# Provided records:
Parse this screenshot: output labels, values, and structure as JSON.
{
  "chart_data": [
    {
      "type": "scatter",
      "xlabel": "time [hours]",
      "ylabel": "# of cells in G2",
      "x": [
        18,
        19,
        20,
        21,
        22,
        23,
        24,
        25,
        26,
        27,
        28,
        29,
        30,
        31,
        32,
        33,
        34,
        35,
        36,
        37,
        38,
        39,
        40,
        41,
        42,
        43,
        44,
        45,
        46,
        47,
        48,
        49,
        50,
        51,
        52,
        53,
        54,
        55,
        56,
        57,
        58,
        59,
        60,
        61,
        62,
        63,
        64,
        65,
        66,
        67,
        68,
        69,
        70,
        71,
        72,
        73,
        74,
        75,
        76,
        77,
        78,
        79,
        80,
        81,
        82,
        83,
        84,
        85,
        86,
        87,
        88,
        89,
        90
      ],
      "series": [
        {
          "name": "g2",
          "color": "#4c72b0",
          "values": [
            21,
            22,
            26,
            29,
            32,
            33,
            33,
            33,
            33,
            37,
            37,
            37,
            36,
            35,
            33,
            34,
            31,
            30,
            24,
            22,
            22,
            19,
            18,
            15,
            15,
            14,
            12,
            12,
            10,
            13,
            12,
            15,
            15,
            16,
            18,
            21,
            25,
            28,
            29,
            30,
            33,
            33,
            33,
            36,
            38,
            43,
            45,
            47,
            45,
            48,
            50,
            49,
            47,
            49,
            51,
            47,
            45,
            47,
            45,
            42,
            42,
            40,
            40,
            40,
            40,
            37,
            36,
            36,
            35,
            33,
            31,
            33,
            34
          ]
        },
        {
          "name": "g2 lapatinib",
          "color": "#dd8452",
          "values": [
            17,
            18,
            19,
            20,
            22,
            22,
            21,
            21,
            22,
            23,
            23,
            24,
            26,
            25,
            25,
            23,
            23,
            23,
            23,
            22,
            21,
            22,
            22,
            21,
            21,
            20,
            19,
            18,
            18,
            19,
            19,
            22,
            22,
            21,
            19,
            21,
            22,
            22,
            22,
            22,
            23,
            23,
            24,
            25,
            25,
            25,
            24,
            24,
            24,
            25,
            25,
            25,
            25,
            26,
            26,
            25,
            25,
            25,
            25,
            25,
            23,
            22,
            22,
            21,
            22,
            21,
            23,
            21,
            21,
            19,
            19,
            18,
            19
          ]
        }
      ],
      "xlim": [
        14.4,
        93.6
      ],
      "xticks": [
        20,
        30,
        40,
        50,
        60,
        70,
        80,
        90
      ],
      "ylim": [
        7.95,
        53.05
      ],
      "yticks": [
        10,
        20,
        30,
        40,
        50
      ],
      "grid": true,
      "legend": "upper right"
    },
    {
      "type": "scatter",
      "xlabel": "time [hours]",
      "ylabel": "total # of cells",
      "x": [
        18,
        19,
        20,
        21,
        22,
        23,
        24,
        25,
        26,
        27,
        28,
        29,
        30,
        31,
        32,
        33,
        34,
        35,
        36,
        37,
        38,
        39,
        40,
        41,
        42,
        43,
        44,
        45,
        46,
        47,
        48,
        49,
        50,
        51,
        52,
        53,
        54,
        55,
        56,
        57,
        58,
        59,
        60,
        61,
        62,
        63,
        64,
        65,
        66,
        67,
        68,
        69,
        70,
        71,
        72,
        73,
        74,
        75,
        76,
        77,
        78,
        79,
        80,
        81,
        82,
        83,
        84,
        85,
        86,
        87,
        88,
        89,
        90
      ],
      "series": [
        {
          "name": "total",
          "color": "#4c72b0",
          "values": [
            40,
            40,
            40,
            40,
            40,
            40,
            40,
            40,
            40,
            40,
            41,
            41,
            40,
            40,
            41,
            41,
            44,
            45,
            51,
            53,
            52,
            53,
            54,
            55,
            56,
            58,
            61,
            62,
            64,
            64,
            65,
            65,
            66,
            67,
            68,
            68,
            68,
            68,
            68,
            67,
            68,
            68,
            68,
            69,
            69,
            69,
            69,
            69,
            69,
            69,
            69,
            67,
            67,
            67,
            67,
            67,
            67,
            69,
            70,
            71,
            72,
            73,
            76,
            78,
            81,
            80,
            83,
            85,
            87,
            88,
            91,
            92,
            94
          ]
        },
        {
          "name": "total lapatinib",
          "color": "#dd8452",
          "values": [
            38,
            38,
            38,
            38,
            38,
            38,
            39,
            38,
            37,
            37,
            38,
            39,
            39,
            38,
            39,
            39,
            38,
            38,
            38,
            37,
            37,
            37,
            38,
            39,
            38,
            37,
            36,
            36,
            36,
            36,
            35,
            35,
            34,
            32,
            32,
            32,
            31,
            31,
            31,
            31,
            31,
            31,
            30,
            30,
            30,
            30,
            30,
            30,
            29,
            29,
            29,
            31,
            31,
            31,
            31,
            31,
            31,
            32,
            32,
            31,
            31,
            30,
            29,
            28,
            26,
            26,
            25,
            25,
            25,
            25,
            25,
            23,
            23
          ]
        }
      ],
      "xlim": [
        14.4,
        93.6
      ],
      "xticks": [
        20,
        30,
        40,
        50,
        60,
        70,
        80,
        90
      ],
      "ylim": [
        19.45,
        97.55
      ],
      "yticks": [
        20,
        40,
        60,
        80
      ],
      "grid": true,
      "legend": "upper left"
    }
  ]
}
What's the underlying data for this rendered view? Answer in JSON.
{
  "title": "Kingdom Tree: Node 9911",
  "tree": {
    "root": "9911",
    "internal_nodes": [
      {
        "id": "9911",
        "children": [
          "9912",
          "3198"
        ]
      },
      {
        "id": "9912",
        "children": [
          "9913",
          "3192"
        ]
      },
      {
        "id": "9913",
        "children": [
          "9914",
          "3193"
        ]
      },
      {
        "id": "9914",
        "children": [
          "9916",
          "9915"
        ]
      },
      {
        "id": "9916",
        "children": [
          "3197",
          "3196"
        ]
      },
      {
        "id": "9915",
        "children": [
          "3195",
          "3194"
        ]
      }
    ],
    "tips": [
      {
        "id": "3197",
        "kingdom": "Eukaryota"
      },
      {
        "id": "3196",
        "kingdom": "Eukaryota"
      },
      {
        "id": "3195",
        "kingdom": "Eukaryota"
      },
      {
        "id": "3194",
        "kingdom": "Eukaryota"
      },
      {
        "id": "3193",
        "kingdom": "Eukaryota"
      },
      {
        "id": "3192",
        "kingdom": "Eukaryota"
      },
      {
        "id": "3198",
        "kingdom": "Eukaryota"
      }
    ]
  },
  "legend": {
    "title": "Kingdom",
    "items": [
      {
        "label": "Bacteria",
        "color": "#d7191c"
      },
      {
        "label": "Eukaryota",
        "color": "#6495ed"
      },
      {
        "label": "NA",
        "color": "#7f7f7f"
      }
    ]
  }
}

# Exercise aim:
Copy each line of the preceding data that contains the string "this".

# Expected output:
Parse this screenshot: output labels, values, and structure as JSON.
What's the underlying data for this rendered view? Answer in JSON.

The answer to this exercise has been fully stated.